**What needs to be done:** Copy the records that follow exactly as written, but not their pictures.

____

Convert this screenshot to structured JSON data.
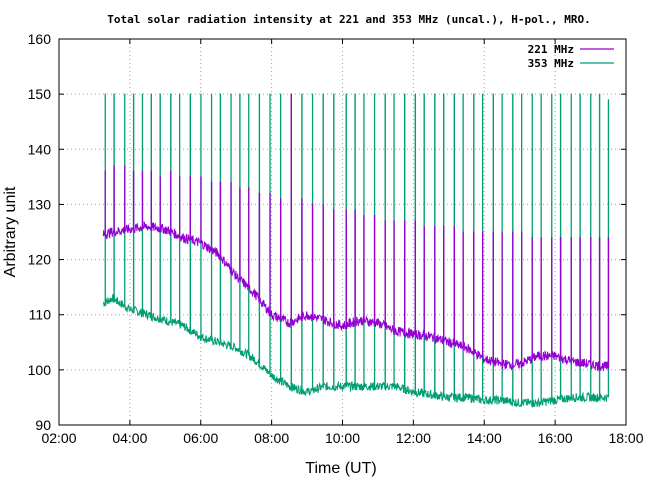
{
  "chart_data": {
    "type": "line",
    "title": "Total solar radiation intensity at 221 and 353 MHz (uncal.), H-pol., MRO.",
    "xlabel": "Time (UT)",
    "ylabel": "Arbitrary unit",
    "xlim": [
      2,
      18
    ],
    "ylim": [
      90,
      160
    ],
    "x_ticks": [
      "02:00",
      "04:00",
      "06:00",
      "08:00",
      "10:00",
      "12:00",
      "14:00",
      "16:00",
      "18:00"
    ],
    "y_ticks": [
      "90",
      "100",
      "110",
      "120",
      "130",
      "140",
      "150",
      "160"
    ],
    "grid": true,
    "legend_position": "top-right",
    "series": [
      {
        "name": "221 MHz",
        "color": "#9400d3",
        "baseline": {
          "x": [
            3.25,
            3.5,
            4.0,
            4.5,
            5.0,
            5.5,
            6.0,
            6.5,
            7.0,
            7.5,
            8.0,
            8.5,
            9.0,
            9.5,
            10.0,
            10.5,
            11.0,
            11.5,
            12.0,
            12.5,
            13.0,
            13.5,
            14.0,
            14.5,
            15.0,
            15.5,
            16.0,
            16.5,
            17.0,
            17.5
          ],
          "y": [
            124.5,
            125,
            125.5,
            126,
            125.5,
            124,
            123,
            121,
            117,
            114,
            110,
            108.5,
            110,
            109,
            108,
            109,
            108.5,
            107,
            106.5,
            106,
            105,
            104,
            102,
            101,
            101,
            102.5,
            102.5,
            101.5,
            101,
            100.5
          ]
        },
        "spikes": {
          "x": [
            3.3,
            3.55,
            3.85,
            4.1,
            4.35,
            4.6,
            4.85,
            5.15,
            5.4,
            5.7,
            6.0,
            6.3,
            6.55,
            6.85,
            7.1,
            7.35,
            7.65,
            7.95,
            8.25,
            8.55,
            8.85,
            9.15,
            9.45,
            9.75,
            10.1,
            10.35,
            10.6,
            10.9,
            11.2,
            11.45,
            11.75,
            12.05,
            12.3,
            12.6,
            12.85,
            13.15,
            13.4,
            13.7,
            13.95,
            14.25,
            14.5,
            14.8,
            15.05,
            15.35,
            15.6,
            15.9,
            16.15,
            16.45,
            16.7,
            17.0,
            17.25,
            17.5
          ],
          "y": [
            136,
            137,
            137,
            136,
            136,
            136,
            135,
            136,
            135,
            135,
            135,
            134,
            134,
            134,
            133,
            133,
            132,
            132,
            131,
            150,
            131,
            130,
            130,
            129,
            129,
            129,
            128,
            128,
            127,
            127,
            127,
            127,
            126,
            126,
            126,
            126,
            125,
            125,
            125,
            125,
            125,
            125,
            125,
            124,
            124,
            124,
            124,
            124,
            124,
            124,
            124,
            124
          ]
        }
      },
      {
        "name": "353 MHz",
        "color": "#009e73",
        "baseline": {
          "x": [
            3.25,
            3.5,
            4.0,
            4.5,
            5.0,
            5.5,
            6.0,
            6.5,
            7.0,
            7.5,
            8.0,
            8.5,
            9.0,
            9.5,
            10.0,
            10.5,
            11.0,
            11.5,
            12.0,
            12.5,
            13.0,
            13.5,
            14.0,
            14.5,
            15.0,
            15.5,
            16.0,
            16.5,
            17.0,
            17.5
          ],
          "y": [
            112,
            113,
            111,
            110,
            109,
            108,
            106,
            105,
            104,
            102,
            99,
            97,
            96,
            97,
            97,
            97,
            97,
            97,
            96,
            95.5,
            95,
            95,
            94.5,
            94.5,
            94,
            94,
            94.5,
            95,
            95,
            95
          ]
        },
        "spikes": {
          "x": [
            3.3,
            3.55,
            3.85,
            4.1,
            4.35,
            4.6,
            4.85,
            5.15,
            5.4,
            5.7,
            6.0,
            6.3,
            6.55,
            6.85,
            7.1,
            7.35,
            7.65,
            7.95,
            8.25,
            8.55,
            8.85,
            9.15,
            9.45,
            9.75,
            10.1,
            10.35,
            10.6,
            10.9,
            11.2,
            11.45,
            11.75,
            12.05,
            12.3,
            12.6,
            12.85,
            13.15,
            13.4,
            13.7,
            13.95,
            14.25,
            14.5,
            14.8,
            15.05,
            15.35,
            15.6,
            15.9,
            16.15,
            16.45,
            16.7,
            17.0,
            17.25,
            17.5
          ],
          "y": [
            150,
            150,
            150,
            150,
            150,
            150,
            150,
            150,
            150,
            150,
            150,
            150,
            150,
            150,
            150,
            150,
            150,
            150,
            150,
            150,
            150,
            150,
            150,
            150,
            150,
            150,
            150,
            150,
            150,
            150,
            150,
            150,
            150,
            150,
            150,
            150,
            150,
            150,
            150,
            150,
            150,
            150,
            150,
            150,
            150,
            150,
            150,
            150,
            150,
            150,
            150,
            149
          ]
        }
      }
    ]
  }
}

____

**Output of the task:**
Convert this screenshot to structured JSON data.
{
  "chart_data": {
    "type": "line",
    "title": "Total solar radiation intensity at 221 and 353 MHz (uncal.), H-pol., MRO.",
    "xlabel": "Time (UT)",
    "ylabel": "Arbitrary unit",
    "xlim": [
      2,
      18
    ],
    "ylim": [
      90,
      160
    ],
    "x_ticks": [
      "02:00",
      "04:00",
      "06:00",
      "08:00",
      "10:00",
      "12:00",
      "14:00",
      "16:00",
      "18:00"
    ],
    "y_ticks": [
      "90",
      "100",
      "110",
      "120",
      "130",
      "140",
      "150",
      "160"
    ],
    "grid": true,
    "legend_position": "top-right",
    "series": [
      {
        "name": "221 MHz",
        "color": "#9400d3",
        "baseline": {
          "x": [
            3.25,
            3.5,
            4.0,
            4.5,
            5.0,
            5.5,
            6.0,
            6.5,
            7.0,
            7.5,
            8.0,
            8.5,
            9.0,
            9.5,
            10.0,
            10.5,
            11.0,
            11.5,
            12.0,
            12.5,
            13.0,
            13.5,
            14.0,
            14.5,
            15.0,
            15.5,
            16.0,
            16.5,
            17.0,
            17.5
          ],
          "y": [
            124.5,
            125,
            125.5,
            126,
            125.5,
            124,
            123,
            121,
            117,
            114,
            110,
            108.5,
            110,
            109,
            108,
            109,
            108.5,
            107,
            106.5,
            106,
            105,
            104,
            102,
            101,
            101,
            102.5,
            102.5,
            101.5,
            101,
            100.5
          ]
        },
        "spikes": {
          "x": [
            3.3,
            3.55,
            3.85,
            4.1,
            4.35,
            4.6,
            4.85,
            5.15,
            5.4,
            5.7,
            6.0,
            6.3,
            6.55,
            6.85,
            7.1,
            7.35,
            7.65,
            7.95,
            8.25,
            8.55,
            8.85,
            9.15,
            9.45,
            9.75,
            10.1,
            10.35,
            10.6,
            10.9,
            11.2,
            11.45,
            11.75,
            12.05,
            12.3,
            12.6,
            12.85,
            13.15,
            13.4,
            13.7,
            13.95,
            14.25,
            14.5,
            14.8,
            15.05,
            15.35,
            15.6,
            15.9,
            16.15,
            16.45,
            16.7,
            17.0,
            17.25,
            17.5
          ],
          "y": [
            136,
            137,
            137,
            136,
            136,
            136,
            135,
            136,
            135,
            135,
            135,
            134,
            134,
            134,
            133,
            133,
            132,
            132,
            131,
            150,
            131,
            130,
            130,
            129,
            129,
            129,
            128,
            128,
            127,
            127,
            127,
            127,
            126,
            126,
            126,
            126,
            125,
            125,
            125,
            125,
            125,
            125,
            125,
            124,
            124,
            124,
            124,
            124,
            124,
            124,
            124,
            124
          ]
        }
      },
      {
        "name": "353 MHz",
        "color": "#009e73",
        "baseline": {
          "x": [
            3.25,
            3.5,
            4.0,
            4.5,
            5.0,
            5.5,
            6.0,
            6.5,
            7.0,
            7.5,
            8.0,
            8.5,
            9.0,
            9.5,
            10.0,
            10.5,
            11.0,
            11.5,
            12.0,
            12.5,
            13.0,
            13.5,
            14.0,
            14.5,
            15.0,
            15.5,
            16.0,
            16.5,
            17.0,
            17.5
          ],
          "y": [
            112,
            113,
            111,
            110,
            109,
            108,
            106,
            105,
            104,
            102,
            99,
            97,
            96,
            97,
            97,
            97,
            97,
            97,
            96,
            95.5,
            95,
            95,
            94.5,
            94.5,
            94,
            94,
            94.5,
            95,
            95,
            95
          ]
        },
        "spikes": {
          "x": [
            3.3,
            3.55,
            3.85,
            4.1,
            4.35,
            4.6,
            4.85,
            5.15,
            5.4,
            5.7,
            6.0,
            6.3,
            6.55,
            6.85,
            7.1,
            7.35,
            7.65,
            7.95,
            8.25,
            8.55,
            8.85,
            9.15,
            9.45,
            9.75,
            10.1,
            10.35,
            10.6,
            10.9,
            11.2,
            11.45,
            11.75,
            12.05,
            12.3,
            12.6,
            12.85,
            13.15,
            13.4,
            13.7,
            13.95,
            14.25,
            14.5,
            14.8,
            15.05,
            15.35,
            15.6,
            15.9,
            16.15,
            16.45,
            16.7,
            17.0,
            17.25,
            17.5
          ],
          "y": [
            150,
            150,
            150,
            150,
            150,
            150,
            150,
            150,
            150,
            150,
            150,
            150,
            150,
            150,
            150,
            150,
            150,
            150,
            150,
            150,
            150,
            150,
            150,
            150,
            150,
            150,
            150,
            150,
            150,
            150,
            150,
            150,
            150,
            150,
            150,
            150,
            150,
            150,
            150,
            150,
            150,
            150,
            150,
            150,
            150,
            150,
            150,
            150,
            150,
            150,
            150,
            149
          ]
        }
      }
    ]
  }
}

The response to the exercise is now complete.